**Extracted records:**

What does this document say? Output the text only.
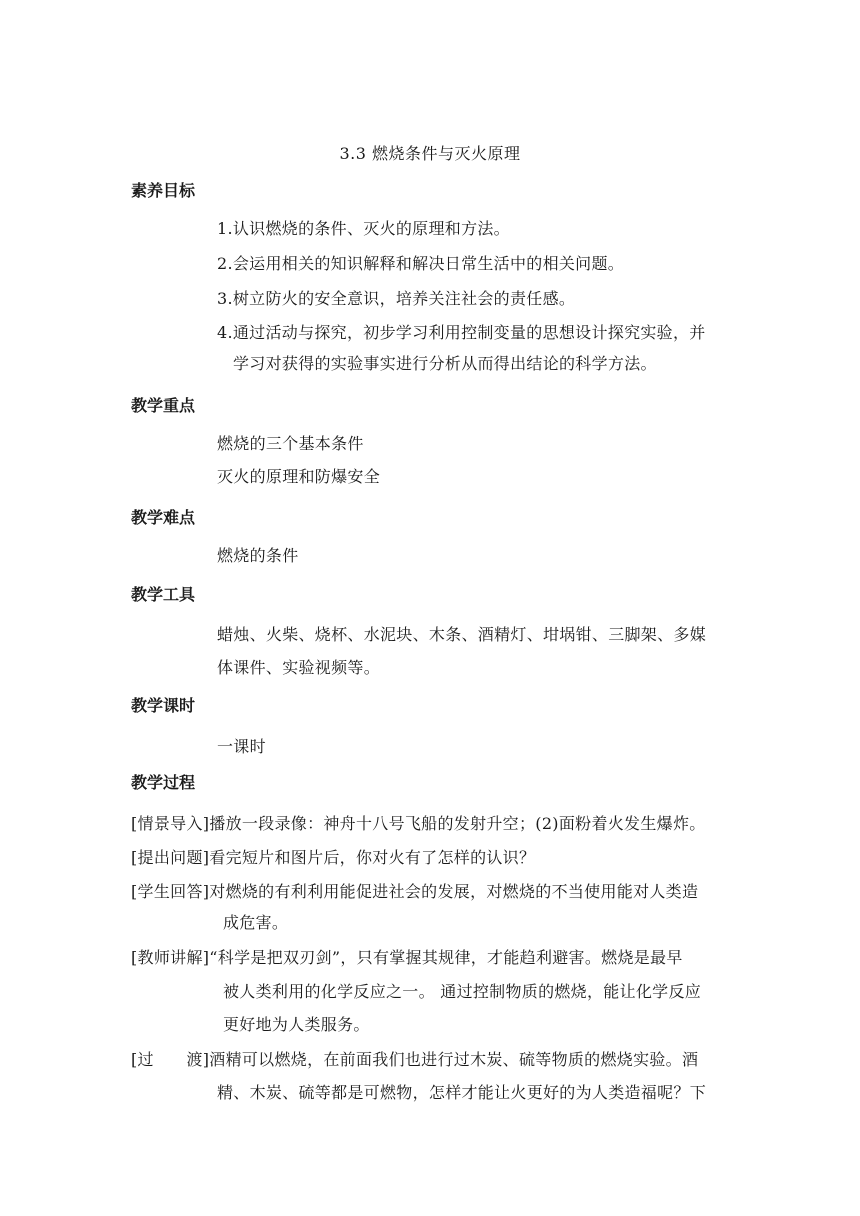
3.3 燃烧条件与灭火原理
素养目标
1.认识燃烧的条件、灭火的原理和方法。
2.会运用相关的知识解释和解决日常生活中的相关问题。
3.树立防火的安全意识，培养关注社会的责任感。
4.通过活动与探究，初步学习利用控制变量的思想设计探究实验，并
学习对获得的实验事实进行分析从而得出结论的科学方法。
教学重点
燃烧的三个基本条件
灭火的原理和防爆安全
教学难点
燃烧的条件
教学工具
蜡烛、火柴、烧杯、水泥块、木条、酒精灯、坩埚钳、三脚架、多媒
体课件、实验视频等。
教学课时
一课时
教学过程
[情景导入]播放一段录像：神舟十八号飞船的发射升空；(2)面粉着火发生爆炸。
[提出问题]看完短片和图片后，你对火有了怎样的认识？
[学生回答]对燃烧的有利利用能促进社会的发展，对燃烧的不当使用能对人类造
成危害。
[教师讲解]“科学是把双刃剑”，只有掌握其规律，才能趋利避害。燃烧是最早
被人类利用的化学反应之一。 通过控制物质的燃烧，能让化学反应
更好地为人类服务。
[过　　渡]酒精可以燃烧，在前面我们也进行过木炭、硫等物质的燃烧实验。酒
精、木炭、硫等都是可燃物，怎样才能让火更好的为人类造福呢？下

**Short task:**
Your copy should match the records word for word, with the pictures removed.

**Output of the exercise:**
What does this document say? Output the text only.
3.3 燃烧条件与灭火原理
素养目标
1.认识燃烧的条件、灭火的原理和方法。
2.会运用相关的知识解释和解决日常生活中的相关问题。
3.树立防火的安全意识，培养关注社会的责任感。
4.通过活动与探究，初步学习利用控制变量的思想设计探究实验，并
学习对获得的实验事实进行分析从而得出结论的科学方法。
教学重点
燃烧的三个基本条件
灭火的原理和防爆安全
教学难点
燃烧的条件
教学工具
蜡烛、火柴、烧杯、水泥块、木条、酒精灯、坩埚钳、三脚架、多媒
体课件、实验视频等。
教学课时
一课时
教学过程
[情景导入]播放一段录像：神舟十八号飞船的发射升空；(2)面粉着火发生爆炸。
[提出问题]看完短片和图片后，你对火有了怎样的认识？
[学生回答]对燃烧的有利利用能促进社会的发展，对燃烧的不当使用能对人类造
成危害。
[教师讲解]“科学是把双刃剑”，只有掌握其规律，才能趋利避害。燃烧是最早
被人类利用的化学反应之一。 通过控制物质的燃烧，能让化学反应
更好地为人类服务。
[过　　渡]酒精可以燃烧，在前面我们也进行过木炭、硫等物质的燃烧实验。酒
精、木炭、硫等都是可燃物，怎样才能让火更好的为人类造福呢？下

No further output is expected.